Directions -> Can you reproduce every one of the following records line for line, without changing a character?

━━ Data supplied ━━

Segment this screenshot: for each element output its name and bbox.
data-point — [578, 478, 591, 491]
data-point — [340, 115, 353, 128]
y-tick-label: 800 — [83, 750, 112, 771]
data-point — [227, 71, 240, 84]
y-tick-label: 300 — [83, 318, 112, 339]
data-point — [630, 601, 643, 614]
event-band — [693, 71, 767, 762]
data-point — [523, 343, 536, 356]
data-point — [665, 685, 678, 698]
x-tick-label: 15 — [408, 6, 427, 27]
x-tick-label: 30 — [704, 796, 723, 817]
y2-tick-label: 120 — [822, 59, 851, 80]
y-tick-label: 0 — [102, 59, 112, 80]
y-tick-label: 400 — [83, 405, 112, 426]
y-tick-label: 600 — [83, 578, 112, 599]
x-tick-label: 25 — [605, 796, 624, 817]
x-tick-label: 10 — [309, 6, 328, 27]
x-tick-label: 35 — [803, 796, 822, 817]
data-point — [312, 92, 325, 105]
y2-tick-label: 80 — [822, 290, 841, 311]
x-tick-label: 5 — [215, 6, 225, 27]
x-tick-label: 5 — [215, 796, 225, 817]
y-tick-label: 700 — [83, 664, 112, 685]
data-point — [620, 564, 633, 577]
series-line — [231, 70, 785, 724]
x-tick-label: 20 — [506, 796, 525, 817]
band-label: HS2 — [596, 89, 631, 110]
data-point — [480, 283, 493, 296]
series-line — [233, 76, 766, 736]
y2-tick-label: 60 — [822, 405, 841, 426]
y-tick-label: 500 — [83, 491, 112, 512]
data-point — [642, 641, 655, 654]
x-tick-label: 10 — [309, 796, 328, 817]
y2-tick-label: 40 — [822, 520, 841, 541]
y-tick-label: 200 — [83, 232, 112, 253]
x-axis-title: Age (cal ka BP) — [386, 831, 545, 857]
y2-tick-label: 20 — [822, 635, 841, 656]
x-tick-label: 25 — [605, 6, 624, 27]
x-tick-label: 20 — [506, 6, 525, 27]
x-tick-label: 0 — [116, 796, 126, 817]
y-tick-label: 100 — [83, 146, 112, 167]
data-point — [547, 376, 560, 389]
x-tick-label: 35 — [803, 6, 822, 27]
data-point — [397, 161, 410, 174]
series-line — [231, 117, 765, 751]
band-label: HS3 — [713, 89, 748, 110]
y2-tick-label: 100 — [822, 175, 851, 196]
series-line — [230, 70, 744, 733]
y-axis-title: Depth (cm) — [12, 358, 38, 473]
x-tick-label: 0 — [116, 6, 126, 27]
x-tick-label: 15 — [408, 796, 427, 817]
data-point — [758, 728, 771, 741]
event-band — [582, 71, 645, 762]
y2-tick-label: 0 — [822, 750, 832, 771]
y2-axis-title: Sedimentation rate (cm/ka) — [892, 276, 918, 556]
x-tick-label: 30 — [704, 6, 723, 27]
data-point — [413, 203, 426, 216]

━━━

Answer for this exercise ->
Segment this screenshot: for each element output its name and bbox.
data-point — [578, 478, 591, 491]
data-point — [340, 115, 353, 128]
y-tick-label: 800 — [83, 750, 112, 771]
data-point — [227, 71, 240, 84]
y-tick-label: 300 — [83, 318, 112, 339]
data-point — [630, 601, 643, 614]
event-band — [693, 71, 767, 762]
data-point — [523, 343, 536, 356]
data-point — [665, 685, 678, 698]
x-tick-label: 15 — [408, 6, 427, 27]
x-tick-label: 30 — [704, 796, 723, 817]
y2-tick-label: 120 — [822, 59, 851, 80]
y-tick-label: 0 — [102, 59, 112, 80]
y-tick-label: 400 — [83, 405, 112, 426]
y-tick-label: 600 — [83, 578, 112, 599]
x-tick-label: 25 — [605, 796, 624, 817]
x-tick-label: 10 — [309, 6, 328, 27]
x-tick-label: 35 — [803, 796, 822, 817]
data-point — [312, 92, 325, 105]
y2-tick-label: 80 — [822, 290, 841, 311]
x-tick-label: 5 — [215, 6, 225, 27]
x-tick-label: 5 — [215, 796, 225, 817]
y-tick-label: 700 — [83, 664, 112, 685]
data-point — [620, 564, 633, 577]
series-line — [231, 70, 785, 724]
x-tick-label: 20 — [506, 796, 525, 817]
band-label: HS2 — [596, 89, 631, 110]
data-point — [480, 283, 493, 296]
series-line — [233, 76, 766, 736]
y2-tick-label: 60 — [822, 405, 841, 426]
y-tick-label: 500 — [83, 491, 112, 512]
data-point — [642, 641, 655, 654]
x-tick-label: 10 — [309, 796, 328, 817]
y2-tick-label: 40 — [822, 520, 841, 541]
y-tick-label: 200 — [83, 232, 112, 253]
x-axis-title: Age (cal ka BP) — [386, 831, 545, 857]
y2-tick-label: 20 — [822, 635, 841, 656]
x-tick-label: 25 — [605, 6, 624, 27]
x-tick-label: 20 — [506, 6, 525, 27]
x-tick-label: 0 — [116, 796, 126, 817]
y-tick-label: 100 — [83, 146, 112, 167]
data-point — [547, 376, 560, 389]
x-tick-label: 35 — [803, 6, 822, 27]
data-point — [397, 161, 410, 174]
series-line — [231, 117, 765, 751]
band-label: HS3 — [713, 89, 748, 110]
y2-tick-label: 100 — [822, 175, 851, 196]
series-line — [230, 70, 744, 733]
y-axis-title: Depth (cm) — [12, 358, 38, 473]
x-tick-label: 0 — [116, 6, 126, 27]
x-tick-label: 15 — [408, 796, 427, 817]
data-point — [758, 728, 771, 741]
event-band — [582, 71, 645, 762]
y2-tick-label: 0 — [822, 750, 832, 771]
y2-axis-title: Sedimentation rate (cm/ka) — [892, 276, 918, 556]
x-tick-label: 30 — [704, 6, 723, 27]
data-point — [413, 203, 426, 216]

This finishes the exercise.